Short exercise
In the Side Crow Pose text, what can you rest your forehead on for extra support as you lift your feet?

Extract

--------------------------------------------------

Modifications & Variations
Parsva Bakasana can add exciting variety to your regular routine, but it's important to remember that yoga is a practice — you will very likely fall out of the pose when learning it! If you'd like to deepen or lighten the pose, try these simple changes to find a variation that works best for you:
- For extra support, rest your forehead on a yoga block, bolster, or folded blanket as you lift your feet from the floor.
- If it's difficult to lift both feet at the same time, lift one leg at a time until you have built up enough strength and confidence to raise them together.
- For a greater challenge, rest your thighs on only one arm; do not rest your outer hip on the opposite arm. For example, follow Steps 1-6 of the Instructions, listed above. In Step 7, center your thighs along your left upper arm. Press all of your body's weight onto that arm as you lift your feet.
- For even more of a challenge, extend both legs straight out to the side. Keep your feet in line with your hips and press through the balls of your feet.
- More experienced students can jump from Side Crow Pose directly into Chaturanga, and then continue to flow through a vinyasa.
- Advanced students can move directly from Tripod Headstand (Sirsasana) into Side Crow Pose, and then move from Side Crow back into Headstand.
Practicing Parsva Bakasana will improve your coordination and your concentration. Keep the following information in mind when practicing this pose:
- Set a pile of blankets or a pillow in front of you. If you fall forward, you will land on something soft.
- Spread your fingers wide and distribute your weight evenly across both palms and all fingers.
- Tuck in tightly! Keep your heels and buttocks drawn close together.
- Keep your spine rounded.

--------------------------------------------------

Data listing
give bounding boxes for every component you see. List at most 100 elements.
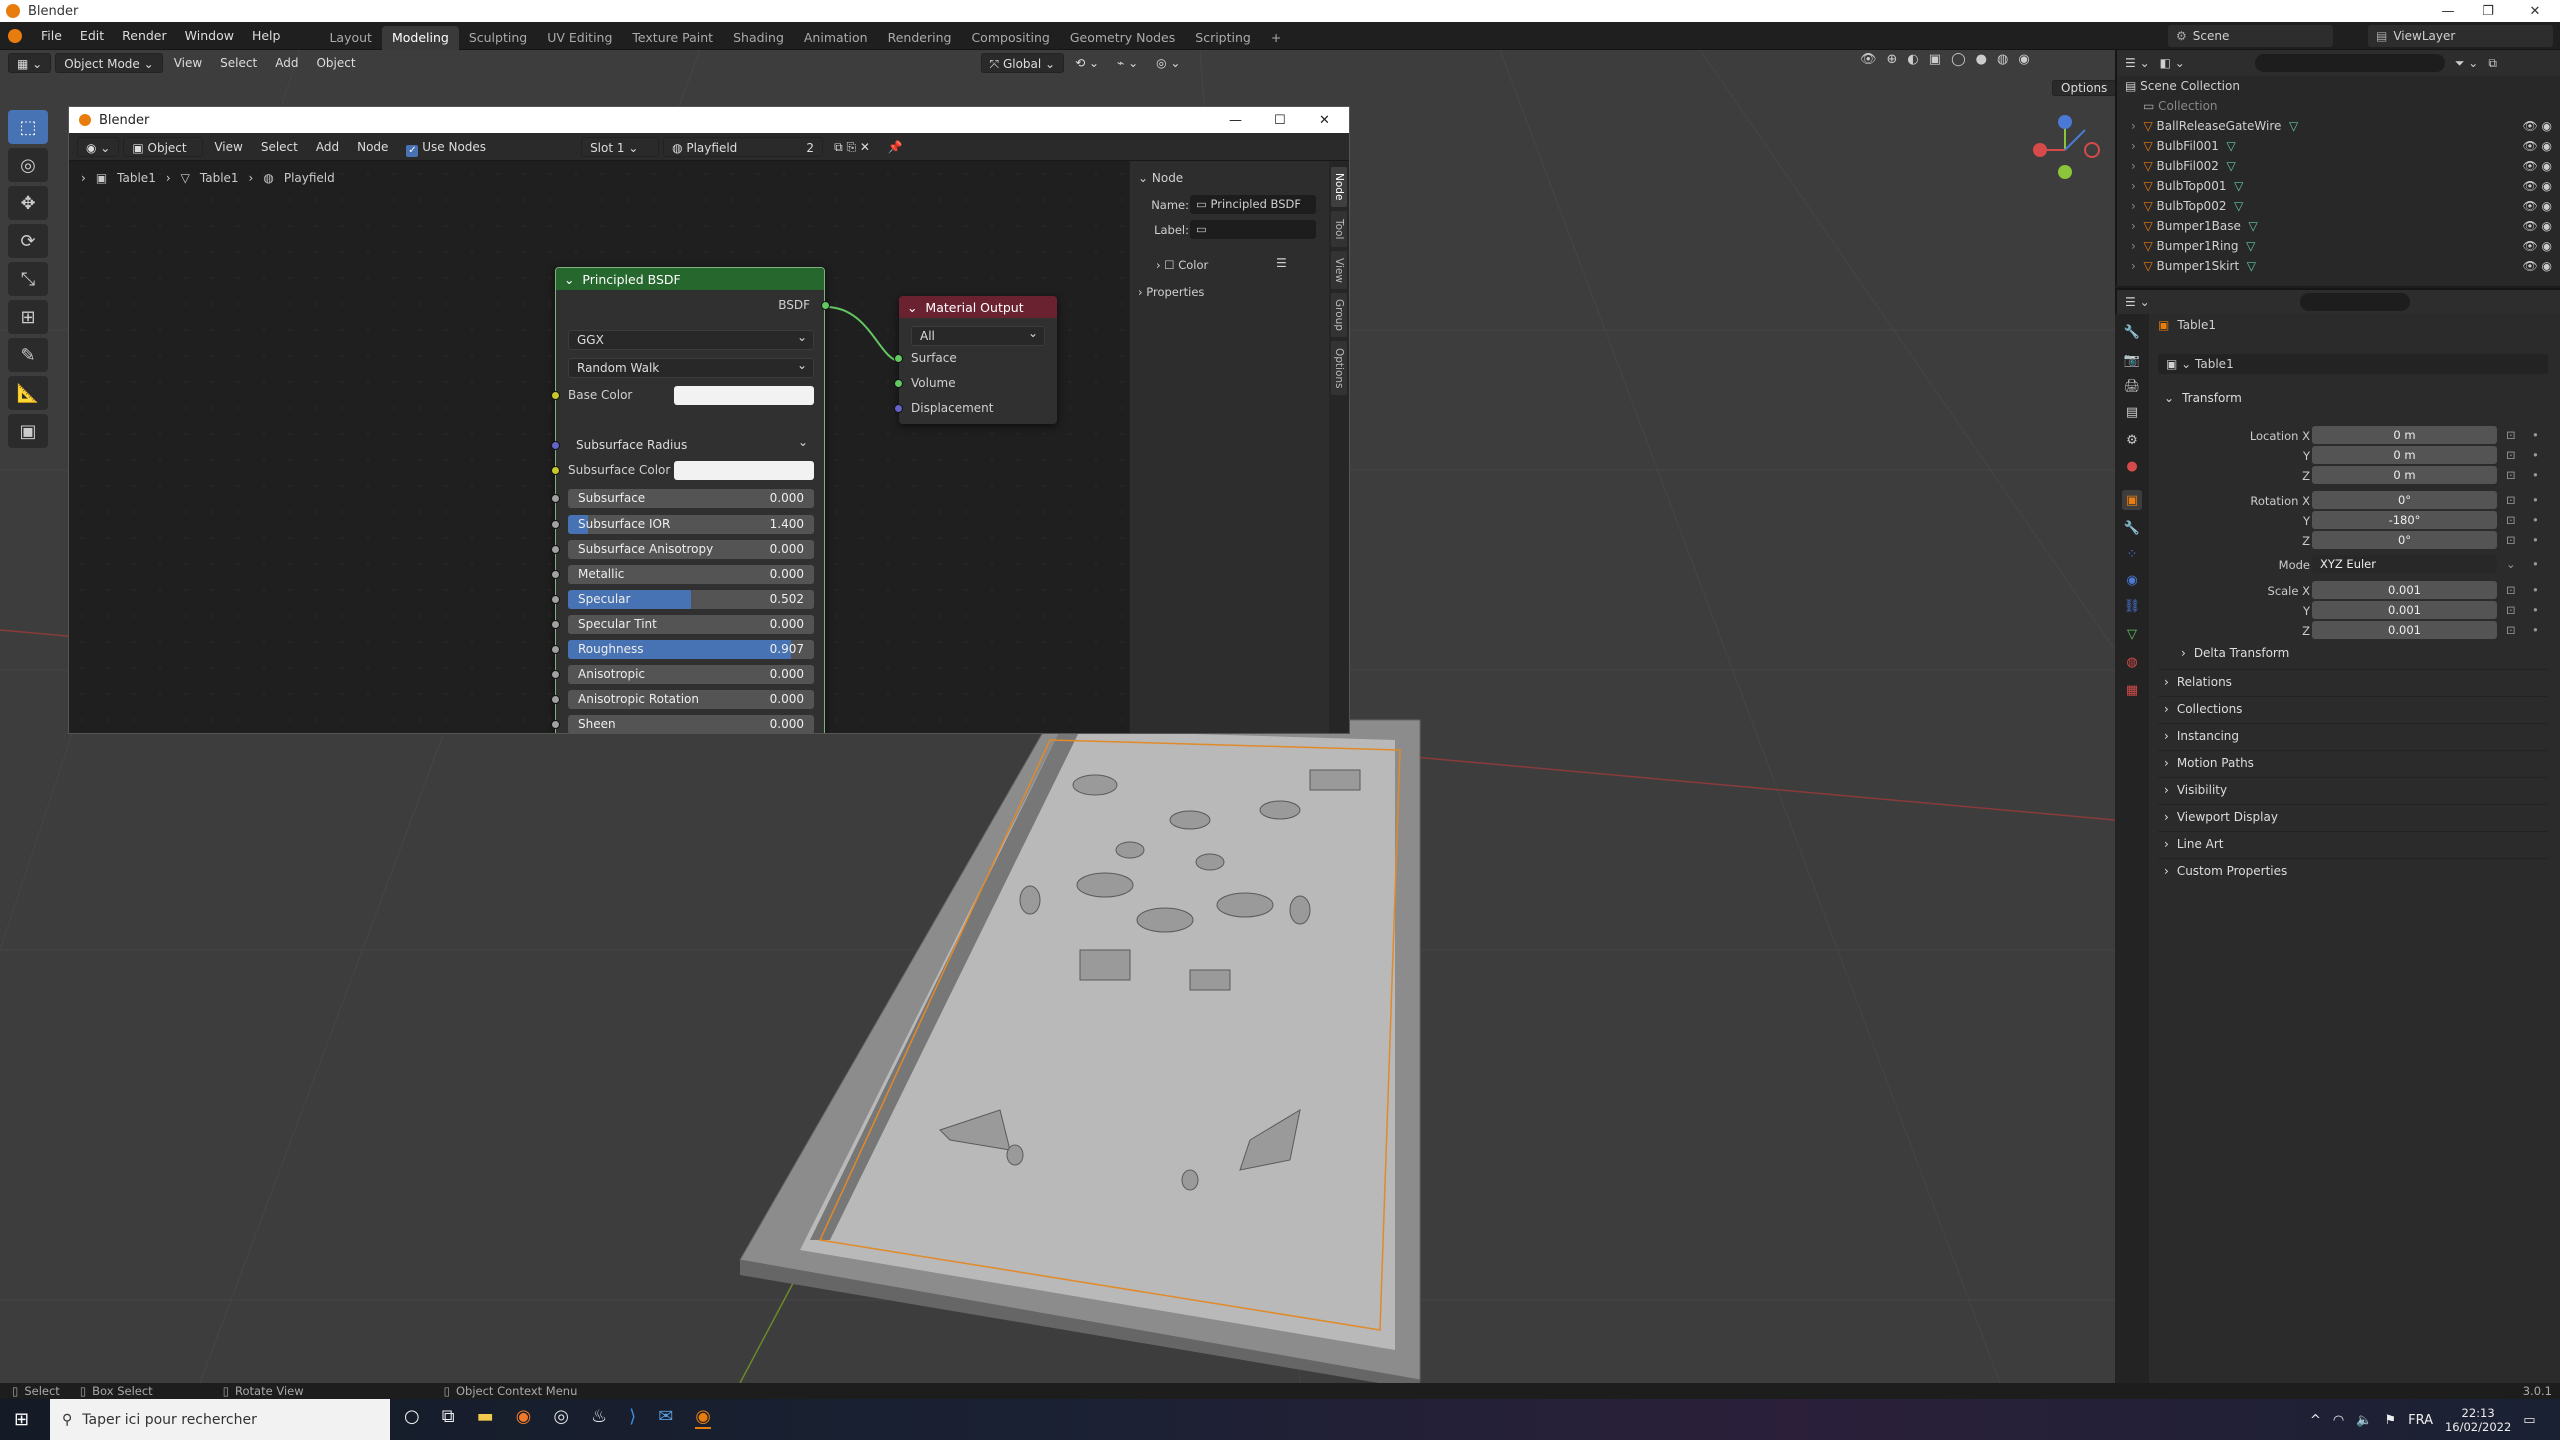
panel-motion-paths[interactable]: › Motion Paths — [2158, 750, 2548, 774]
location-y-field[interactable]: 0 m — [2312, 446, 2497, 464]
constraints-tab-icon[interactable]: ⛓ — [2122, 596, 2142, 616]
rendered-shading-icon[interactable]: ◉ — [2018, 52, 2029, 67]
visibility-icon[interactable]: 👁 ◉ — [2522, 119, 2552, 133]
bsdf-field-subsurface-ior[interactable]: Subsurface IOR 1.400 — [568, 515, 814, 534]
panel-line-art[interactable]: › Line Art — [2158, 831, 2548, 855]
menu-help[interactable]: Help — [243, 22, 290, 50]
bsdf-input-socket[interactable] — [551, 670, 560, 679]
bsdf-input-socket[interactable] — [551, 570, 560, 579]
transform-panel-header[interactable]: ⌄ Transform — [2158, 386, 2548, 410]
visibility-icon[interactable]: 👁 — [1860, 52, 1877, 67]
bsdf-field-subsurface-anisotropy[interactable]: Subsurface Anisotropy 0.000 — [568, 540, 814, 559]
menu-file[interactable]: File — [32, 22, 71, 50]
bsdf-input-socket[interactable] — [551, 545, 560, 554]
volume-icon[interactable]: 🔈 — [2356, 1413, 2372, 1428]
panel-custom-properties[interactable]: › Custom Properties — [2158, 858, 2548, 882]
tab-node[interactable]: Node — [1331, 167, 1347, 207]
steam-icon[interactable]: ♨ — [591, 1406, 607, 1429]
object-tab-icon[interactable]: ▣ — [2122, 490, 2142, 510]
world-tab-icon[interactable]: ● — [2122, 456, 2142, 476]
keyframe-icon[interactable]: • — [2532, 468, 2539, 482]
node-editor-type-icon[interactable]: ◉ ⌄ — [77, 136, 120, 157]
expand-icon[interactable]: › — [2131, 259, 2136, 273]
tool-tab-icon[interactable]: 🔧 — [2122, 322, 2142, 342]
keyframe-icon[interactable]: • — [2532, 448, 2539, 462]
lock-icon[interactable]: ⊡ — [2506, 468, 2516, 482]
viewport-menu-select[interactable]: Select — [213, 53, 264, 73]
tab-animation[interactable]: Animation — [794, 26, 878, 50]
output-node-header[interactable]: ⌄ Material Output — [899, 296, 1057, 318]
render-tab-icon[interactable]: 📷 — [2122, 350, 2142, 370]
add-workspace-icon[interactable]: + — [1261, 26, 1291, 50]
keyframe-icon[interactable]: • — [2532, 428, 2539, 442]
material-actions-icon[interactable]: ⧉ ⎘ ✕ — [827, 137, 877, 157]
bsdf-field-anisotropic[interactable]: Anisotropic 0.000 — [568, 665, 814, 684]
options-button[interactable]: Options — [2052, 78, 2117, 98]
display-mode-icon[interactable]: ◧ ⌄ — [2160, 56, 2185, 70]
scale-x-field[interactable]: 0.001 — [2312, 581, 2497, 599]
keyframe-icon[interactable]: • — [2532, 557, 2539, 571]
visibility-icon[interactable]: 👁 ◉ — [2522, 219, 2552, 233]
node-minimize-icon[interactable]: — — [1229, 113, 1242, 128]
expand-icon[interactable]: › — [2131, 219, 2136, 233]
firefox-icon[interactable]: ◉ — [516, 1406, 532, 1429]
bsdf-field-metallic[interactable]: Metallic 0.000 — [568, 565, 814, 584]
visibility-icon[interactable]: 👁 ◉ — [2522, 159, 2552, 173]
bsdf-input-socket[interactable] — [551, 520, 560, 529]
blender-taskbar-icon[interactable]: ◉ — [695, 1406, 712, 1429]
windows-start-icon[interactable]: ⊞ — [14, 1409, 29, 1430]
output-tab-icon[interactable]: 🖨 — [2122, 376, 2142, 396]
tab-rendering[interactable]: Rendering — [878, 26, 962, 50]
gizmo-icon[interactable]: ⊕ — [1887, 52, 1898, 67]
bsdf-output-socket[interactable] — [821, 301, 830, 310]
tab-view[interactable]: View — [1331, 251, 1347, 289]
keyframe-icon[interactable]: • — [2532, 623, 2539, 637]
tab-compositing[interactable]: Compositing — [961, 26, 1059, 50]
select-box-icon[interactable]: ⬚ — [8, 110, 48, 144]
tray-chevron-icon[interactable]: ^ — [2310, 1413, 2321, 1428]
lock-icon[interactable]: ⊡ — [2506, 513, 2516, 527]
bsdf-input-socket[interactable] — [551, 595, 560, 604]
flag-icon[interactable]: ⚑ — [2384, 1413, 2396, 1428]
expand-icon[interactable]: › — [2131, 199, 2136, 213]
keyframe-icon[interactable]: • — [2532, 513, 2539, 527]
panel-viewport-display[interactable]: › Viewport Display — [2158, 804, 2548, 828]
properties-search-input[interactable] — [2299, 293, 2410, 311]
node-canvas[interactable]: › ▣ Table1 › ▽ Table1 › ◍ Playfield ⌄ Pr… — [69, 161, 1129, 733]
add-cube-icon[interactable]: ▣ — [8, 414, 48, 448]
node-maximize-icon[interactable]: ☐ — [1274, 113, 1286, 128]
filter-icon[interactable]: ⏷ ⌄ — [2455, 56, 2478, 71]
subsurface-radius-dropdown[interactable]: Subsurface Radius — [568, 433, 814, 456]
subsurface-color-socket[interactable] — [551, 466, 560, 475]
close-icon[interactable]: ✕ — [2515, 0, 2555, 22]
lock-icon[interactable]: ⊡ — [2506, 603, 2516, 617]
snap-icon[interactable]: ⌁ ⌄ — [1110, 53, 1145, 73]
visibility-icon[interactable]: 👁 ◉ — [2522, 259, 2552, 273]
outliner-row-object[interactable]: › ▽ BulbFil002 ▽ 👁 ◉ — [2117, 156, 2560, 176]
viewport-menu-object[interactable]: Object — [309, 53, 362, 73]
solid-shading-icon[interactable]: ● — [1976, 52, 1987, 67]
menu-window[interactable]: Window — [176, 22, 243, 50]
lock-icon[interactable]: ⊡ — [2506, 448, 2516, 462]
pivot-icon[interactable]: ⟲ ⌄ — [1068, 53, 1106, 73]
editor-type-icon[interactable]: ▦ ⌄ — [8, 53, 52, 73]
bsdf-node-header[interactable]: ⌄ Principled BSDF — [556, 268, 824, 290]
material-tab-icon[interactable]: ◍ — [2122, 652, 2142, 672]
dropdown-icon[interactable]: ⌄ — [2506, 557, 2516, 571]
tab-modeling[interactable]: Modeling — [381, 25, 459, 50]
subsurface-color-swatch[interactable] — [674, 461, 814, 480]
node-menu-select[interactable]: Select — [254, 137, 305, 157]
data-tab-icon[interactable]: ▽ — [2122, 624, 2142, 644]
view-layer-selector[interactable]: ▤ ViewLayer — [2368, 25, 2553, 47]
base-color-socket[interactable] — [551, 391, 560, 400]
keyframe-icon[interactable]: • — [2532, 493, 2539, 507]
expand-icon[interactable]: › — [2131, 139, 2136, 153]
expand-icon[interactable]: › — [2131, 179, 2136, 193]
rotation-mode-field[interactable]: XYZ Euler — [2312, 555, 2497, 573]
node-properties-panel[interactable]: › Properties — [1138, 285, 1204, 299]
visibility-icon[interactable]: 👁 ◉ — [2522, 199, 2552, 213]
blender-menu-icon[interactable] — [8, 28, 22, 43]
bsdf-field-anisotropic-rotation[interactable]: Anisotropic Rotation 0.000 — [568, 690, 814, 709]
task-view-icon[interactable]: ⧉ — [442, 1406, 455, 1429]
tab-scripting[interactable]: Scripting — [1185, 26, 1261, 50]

--------------------------------------------------

Solution to the problem
A yoga block, a bolster, or a folded blanket.